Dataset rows
>>
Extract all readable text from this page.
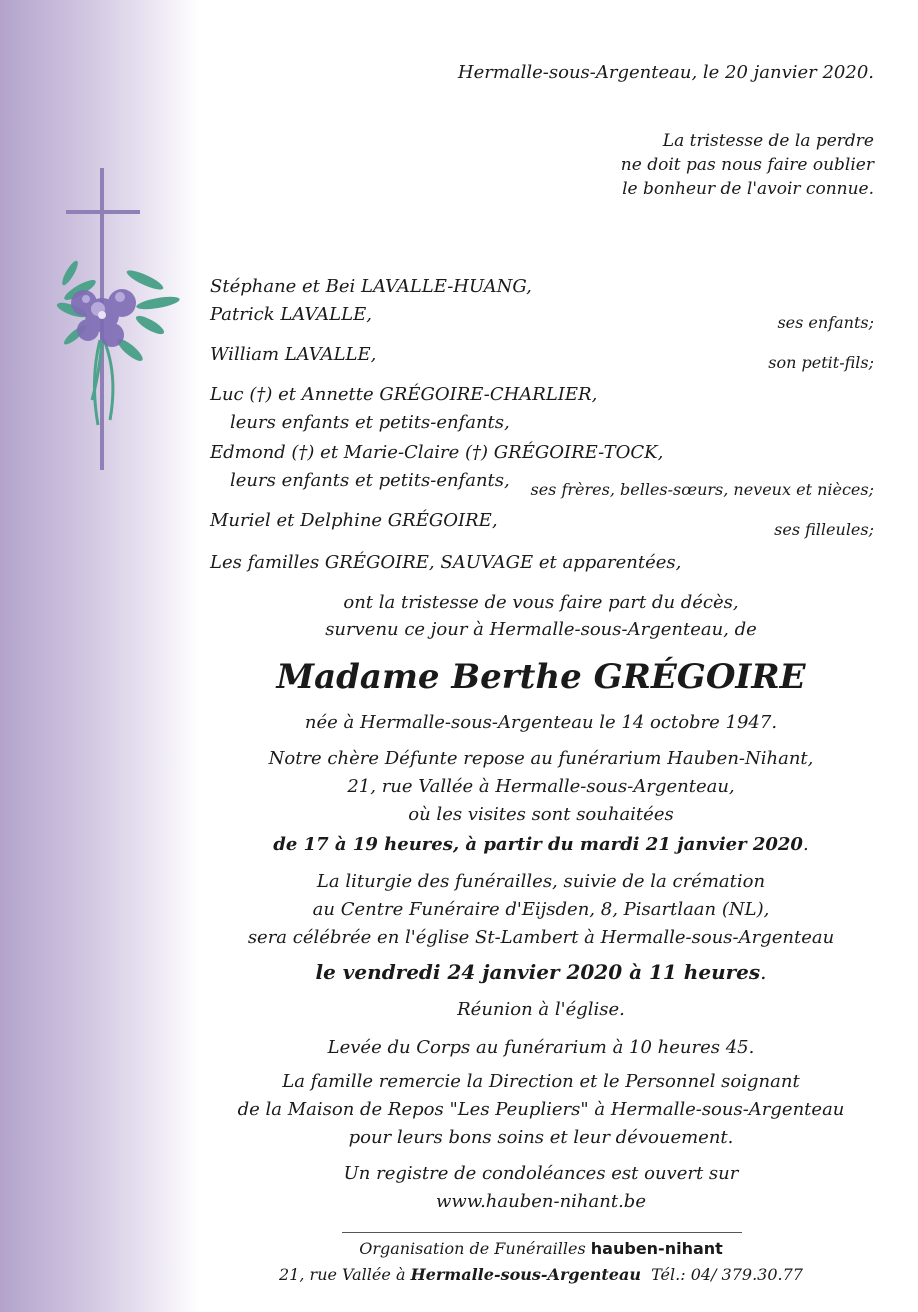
Hermalle-sous-Argenteau, le 20 janvier 2020.
La tristesse de la perdre
ne doit pas nous faire oublier
le bonheur de l'avoir connue.
Stéphane et Bei LAVALLE-HUANG,
Patrick LAVALLE,	ses enfants;
William LAVALLE,	son petit-fils;
Luc (†) et Annette GRÉGOIRE-CHARLIER,
leurs enfants et petits-enfants,
Edmond (†) et Marie-Claire (†) GRÉGOIRE-TOCK,
leurs enfants et petits-enfants, ses frères, belles-sœurs, neveux et nièces;
Muriel et Delphine GRÉGOIRE,	ses filleules;
Les familles GRÉGOIRE, SAUVAGE et apparentées,
ont la tristesse de vous faire part du décès,
survenu ce jour à Hermalle-sous-Argenteau, de
Madame Berthe GRÉGOIRE
née à Hermalle-sous-Argenteau le 14 octobre 1947.
Notre chère Défunte repose au funérarium Hauben-Nihant,
21, rue Vallée à Hermalle-sous-Argenteau,
où les visites sont souhaitées
de 17 à 19 heures, à partir du mardi 21 janvier 2020.
La liturgie des funérailles, suivie de la crémation
au Centre Funéraire d'Eijsden, 8, Pisartlaan (NL),
sera célébrée en l'église St-Lambert à Hermalle-sous-Argenteau
le vendredi 24 janvier 2020 à 11 heures.
Réunion à l'église.
Levée du Corps au funérarium à 10 heures 45.
La famille remercie la Direction et le Personnel soignant
de la Maison de Repos "Les Peupliers" à Hermalle-sous-Argenteau
pour leurs bons soins et leur dévouement.
Un registre de condoléances est ouvert sur
www.hauben-nihant.be
Organisation de Funérailles hauben-nihant
21, rue Vallée à Hermalle-sous-Argenteau Tél.: 04/ 379.30.77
<<
What is expected: From the listing above, collect each line in which the string "Argenteau" appears.

Correct answer:
Hermalle-sous-Argenteau, le 20 janvier 2020.
survenu ce jour à Hermalle-sous-Argenteau, de
née à Hermalle-sous-Argenteau le 14 octobre 1947.
21, rue Vallée à Hermalle-sous-Argenteau,
sera célébrée en l'église St-Lambert à Hermalle-sous-Argenteau
de la Maison de Repos "Les Peupliers" à Hermalle-sous-Argenteau
21, rue Vallée à Hermalle-sous-Argenteau Tél.: 04/ 379.30.77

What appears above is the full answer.